* [Data for this exercise]:
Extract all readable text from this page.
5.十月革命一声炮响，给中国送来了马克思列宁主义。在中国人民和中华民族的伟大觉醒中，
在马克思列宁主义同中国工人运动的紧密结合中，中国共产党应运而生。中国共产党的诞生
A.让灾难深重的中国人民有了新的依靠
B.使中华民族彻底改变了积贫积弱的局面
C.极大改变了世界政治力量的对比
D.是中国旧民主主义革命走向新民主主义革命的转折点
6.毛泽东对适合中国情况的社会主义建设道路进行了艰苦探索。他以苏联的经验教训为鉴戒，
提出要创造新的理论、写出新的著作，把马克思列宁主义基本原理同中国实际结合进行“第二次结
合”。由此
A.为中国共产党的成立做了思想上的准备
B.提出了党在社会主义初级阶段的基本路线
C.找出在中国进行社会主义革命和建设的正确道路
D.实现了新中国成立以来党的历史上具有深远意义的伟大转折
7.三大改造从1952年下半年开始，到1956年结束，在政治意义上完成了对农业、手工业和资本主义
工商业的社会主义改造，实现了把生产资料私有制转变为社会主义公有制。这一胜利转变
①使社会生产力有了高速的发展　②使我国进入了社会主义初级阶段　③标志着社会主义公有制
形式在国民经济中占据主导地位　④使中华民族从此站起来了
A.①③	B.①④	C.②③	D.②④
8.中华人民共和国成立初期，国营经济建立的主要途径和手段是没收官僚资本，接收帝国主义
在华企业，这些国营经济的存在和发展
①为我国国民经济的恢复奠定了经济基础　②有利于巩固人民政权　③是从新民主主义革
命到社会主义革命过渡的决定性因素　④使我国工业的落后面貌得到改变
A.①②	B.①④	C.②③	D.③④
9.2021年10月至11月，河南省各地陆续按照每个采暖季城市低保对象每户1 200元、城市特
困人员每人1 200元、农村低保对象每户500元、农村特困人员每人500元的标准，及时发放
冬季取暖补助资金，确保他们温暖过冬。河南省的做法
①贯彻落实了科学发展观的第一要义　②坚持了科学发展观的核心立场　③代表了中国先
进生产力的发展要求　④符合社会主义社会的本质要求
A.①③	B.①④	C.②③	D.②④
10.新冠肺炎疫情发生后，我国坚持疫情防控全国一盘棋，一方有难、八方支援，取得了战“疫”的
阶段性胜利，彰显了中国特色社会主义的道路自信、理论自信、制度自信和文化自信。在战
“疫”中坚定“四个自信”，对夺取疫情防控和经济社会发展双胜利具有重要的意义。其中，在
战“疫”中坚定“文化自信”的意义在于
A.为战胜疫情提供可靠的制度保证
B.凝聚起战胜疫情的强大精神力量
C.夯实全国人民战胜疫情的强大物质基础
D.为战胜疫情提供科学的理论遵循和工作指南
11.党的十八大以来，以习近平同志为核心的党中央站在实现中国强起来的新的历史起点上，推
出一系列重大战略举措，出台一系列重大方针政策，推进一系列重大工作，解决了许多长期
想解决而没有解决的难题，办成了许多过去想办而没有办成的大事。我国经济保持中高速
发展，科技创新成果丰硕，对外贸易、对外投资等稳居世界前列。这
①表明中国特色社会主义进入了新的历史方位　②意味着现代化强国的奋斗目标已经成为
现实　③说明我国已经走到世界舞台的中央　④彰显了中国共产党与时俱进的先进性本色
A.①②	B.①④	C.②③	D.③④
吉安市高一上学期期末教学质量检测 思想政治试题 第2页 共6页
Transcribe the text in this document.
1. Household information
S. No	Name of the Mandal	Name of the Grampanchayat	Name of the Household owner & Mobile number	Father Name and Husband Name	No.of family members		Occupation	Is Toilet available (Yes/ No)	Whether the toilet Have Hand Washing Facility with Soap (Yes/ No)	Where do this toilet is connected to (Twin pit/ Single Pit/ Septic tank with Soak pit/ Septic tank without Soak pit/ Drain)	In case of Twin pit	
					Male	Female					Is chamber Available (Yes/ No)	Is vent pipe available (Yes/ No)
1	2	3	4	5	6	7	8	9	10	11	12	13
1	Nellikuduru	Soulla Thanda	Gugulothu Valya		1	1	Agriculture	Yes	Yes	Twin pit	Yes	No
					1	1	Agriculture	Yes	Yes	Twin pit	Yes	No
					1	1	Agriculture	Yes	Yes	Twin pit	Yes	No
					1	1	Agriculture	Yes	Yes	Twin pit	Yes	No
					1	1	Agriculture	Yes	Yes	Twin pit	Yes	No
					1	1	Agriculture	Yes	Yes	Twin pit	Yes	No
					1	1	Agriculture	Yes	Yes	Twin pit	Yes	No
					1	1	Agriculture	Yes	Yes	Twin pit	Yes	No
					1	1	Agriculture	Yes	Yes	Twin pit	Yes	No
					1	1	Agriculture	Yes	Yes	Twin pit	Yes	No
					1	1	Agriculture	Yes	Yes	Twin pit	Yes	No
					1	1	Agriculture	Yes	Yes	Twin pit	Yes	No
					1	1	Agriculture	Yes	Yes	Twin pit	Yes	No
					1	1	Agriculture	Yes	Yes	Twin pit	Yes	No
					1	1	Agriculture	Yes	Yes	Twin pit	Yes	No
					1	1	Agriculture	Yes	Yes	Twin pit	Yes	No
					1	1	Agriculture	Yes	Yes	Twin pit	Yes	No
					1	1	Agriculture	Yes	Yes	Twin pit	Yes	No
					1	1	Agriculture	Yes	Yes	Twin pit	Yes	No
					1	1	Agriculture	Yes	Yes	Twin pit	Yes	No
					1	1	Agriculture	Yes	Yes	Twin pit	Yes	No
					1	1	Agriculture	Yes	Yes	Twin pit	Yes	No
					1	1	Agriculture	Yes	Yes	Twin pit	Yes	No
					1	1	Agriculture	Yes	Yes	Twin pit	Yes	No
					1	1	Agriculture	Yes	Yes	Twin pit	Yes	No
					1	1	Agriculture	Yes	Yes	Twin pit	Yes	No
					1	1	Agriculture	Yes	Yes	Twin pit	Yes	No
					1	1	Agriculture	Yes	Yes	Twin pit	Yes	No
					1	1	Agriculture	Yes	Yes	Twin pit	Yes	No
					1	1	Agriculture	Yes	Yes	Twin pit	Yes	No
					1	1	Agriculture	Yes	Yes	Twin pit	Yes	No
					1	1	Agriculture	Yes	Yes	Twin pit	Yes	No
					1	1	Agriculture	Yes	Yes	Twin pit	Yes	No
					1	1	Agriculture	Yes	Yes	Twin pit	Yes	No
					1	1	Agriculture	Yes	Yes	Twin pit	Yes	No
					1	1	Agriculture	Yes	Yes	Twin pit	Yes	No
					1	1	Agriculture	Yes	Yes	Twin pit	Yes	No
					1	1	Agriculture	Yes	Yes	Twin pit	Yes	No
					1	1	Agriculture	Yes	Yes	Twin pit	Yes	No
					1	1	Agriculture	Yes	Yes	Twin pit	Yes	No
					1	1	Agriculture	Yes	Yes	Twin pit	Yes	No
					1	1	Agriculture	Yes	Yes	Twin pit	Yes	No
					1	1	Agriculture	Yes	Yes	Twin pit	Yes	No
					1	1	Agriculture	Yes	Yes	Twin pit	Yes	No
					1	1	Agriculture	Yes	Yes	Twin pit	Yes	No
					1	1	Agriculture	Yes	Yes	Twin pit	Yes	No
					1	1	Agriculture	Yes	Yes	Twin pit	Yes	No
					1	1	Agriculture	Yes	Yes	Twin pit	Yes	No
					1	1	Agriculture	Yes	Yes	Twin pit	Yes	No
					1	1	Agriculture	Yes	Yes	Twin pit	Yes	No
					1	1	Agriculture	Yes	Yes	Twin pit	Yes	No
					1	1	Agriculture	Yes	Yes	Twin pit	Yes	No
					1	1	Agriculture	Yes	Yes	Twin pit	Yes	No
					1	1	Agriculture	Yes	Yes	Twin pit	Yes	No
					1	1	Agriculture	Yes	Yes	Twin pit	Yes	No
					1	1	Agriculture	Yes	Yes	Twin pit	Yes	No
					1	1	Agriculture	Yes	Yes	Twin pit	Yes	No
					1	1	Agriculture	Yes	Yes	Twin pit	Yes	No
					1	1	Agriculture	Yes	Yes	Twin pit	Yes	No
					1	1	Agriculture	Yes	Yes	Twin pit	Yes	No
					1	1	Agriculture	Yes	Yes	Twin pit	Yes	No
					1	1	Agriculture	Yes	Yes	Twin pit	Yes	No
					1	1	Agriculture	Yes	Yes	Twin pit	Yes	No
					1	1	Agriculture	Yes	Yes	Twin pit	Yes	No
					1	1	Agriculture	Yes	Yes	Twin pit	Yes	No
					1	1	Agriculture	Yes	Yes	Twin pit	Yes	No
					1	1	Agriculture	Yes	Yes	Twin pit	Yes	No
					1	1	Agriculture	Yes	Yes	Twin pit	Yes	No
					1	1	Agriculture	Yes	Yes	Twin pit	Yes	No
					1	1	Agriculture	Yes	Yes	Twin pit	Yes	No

* [Task description]: Look through the entries and find each line that has the string "text". Copy those lines.

* [Exercise response]:
Extract all readable text from this page.
Transcribe the text in this document.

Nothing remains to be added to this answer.